#### TASK OBJECTIVE:
Reproduce all lines of the listing below in which the word "that" occurs.

#### EXERCISE INPUT:
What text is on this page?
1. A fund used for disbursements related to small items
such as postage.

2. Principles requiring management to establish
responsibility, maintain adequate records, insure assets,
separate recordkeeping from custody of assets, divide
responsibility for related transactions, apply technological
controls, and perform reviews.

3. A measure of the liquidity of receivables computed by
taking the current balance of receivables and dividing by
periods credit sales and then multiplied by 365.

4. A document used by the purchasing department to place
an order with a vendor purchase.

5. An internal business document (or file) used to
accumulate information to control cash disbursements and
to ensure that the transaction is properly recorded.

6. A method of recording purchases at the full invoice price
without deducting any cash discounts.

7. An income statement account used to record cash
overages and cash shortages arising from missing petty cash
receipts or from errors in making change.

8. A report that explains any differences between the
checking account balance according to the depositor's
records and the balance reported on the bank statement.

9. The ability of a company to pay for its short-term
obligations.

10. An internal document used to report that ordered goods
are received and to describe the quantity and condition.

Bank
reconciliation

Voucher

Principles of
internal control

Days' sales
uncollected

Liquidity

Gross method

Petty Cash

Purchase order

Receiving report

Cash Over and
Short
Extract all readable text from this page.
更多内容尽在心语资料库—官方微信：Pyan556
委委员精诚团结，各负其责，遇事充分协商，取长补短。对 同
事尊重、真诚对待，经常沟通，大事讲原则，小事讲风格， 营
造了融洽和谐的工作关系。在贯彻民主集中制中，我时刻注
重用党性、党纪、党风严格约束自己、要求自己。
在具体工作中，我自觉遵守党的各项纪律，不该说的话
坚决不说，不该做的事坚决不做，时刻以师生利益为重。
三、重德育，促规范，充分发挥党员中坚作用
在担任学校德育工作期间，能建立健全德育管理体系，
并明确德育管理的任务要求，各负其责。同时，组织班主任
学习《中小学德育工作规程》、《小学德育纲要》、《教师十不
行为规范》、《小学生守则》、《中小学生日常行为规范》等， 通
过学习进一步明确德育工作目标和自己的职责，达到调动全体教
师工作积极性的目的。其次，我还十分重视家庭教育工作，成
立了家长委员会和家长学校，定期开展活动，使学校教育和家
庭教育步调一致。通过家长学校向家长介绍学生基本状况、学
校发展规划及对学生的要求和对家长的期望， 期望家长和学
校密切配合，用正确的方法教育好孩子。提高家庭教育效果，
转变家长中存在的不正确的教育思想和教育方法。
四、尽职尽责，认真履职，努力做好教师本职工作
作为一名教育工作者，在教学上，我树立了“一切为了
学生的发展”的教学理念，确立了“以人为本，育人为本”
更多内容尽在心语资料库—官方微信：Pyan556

#### ANSWER TO THE TASK:
to ensure that the transaction is properly recorded.
8. A report that explains any differences between the
10. An internal document used to report that ordered goods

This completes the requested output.